Фрагмент текста:
▼

Само же необъяснимое и непрерывное смещение границы неопровержимо доказывает: в случае с Балканами мы имеем дело не с реальной географией, а с воображаемой, отбрасывающей на реальный ландшафт свою тень, свои отринутые идеологические антагонизмы, подобно тому, как, согласно Фрейду, локализация конверсионных симптомов при истерии проецирует на физическое тело карту иной, воображаемой анатомии. Тем нс менее, дело не только в том, что Балканы — преследующий Европу призрак, настойчивый остаток ее собственною отвергнутого прошлого; важнее отметить, что, поскольку "Балканы" функционируют ныне как призрачная сущность, ссылка на них позволяет нам выявить в своеобразном спектральном анализе различные формы сегодняшнего расизма. Во–первых, и поныне существует старомодный откровенный расизм в отношении (деспотичных, варварских, православных, мусульманских, коррумпированных, восточных…) Балкан. нс приемлющих подлинные (западные, цивилизованные, демократические. христианские…) ценности. Во–вторых, есть политически корректный, "отрефлексированный" расизм. С точки зрения мультикультурализма, Балканы — это территория этнического ужаса и нетерпимости, примитивных иррациональных воинствующих страстей, несовместимых с современностью, отказавшейся от идеи национального государства и использующей либерально–демократические способы решения конфликтов посредством рациональных переговоров, компромиссов и взаимного уважения. Расизм здесь как бы переходит на иной уровень: здесь он приписывается другому, а сами мы занимаем удобную позицию нейтральных участливых наблюдателей, в праведном гневе следящих за творящимися где–то ужасами. Наконец, возможен еще и перевернутый расизм. Этот расизм восхищается экзотической органичностью балканского Другого, например сербов, которые, в отличие от заторможенных, анемичных западноевропейцев, полны редкой жажды жизни. Именно такого рода расизм определяет успех на Западе фильмов Эмира Кустурицы.

▲

Какой вид расизма, согласно фрагменту о Балканах, определяет успех на Западе фильмов Эмира Кустурицы? Приведенные далее строки представляют собой самостоятельный материал, не связанный с фрагментом.

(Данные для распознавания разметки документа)

▼

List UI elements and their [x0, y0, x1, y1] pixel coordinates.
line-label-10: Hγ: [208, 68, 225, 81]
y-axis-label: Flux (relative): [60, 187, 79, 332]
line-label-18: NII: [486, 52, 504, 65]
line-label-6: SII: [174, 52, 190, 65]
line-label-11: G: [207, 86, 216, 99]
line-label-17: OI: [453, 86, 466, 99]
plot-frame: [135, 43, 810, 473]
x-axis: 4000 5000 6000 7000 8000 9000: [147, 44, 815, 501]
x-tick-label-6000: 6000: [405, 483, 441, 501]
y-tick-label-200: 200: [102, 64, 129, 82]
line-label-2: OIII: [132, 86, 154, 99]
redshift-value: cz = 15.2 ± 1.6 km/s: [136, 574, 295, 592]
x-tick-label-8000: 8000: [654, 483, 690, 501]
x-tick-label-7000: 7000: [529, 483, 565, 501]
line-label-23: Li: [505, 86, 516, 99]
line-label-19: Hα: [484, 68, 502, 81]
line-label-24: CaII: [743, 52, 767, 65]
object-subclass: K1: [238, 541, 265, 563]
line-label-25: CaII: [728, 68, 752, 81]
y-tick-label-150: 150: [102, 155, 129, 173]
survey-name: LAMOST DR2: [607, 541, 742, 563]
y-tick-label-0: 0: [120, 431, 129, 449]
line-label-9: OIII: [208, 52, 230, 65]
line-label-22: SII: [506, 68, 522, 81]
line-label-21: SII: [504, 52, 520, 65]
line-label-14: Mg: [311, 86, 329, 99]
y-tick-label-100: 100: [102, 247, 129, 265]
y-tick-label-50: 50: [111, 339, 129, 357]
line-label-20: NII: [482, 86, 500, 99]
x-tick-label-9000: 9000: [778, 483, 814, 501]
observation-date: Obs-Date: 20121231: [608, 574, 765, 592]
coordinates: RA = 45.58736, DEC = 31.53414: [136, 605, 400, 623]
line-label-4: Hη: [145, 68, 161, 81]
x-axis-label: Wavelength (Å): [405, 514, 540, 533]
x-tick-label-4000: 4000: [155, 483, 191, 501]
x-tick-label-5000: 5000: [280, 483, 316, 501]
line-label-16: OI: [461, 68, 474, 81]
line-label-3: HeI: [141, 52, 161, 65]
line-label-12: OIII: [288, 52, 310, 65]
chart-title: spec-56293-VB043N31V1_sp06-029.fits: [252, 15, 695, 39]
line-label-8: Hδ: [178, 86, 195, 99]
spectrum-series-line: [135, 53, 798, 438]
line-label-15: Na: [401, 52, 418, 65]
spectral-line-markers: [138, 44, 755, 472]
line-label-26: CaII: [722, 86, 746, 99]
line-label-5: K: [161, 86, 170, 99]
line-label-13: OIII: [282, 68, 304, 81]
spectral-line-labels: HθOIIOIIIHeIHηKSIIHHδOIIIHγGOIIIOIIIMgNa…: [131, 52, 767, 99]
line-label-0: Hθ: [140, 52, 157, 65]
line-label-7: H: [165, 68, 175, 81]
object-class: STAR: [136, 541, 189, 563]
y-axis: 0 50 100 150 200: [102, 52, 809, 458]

▲

Результат задания:
Перевернутый расизм, который восхищается экзотической органичностью балканского Другого.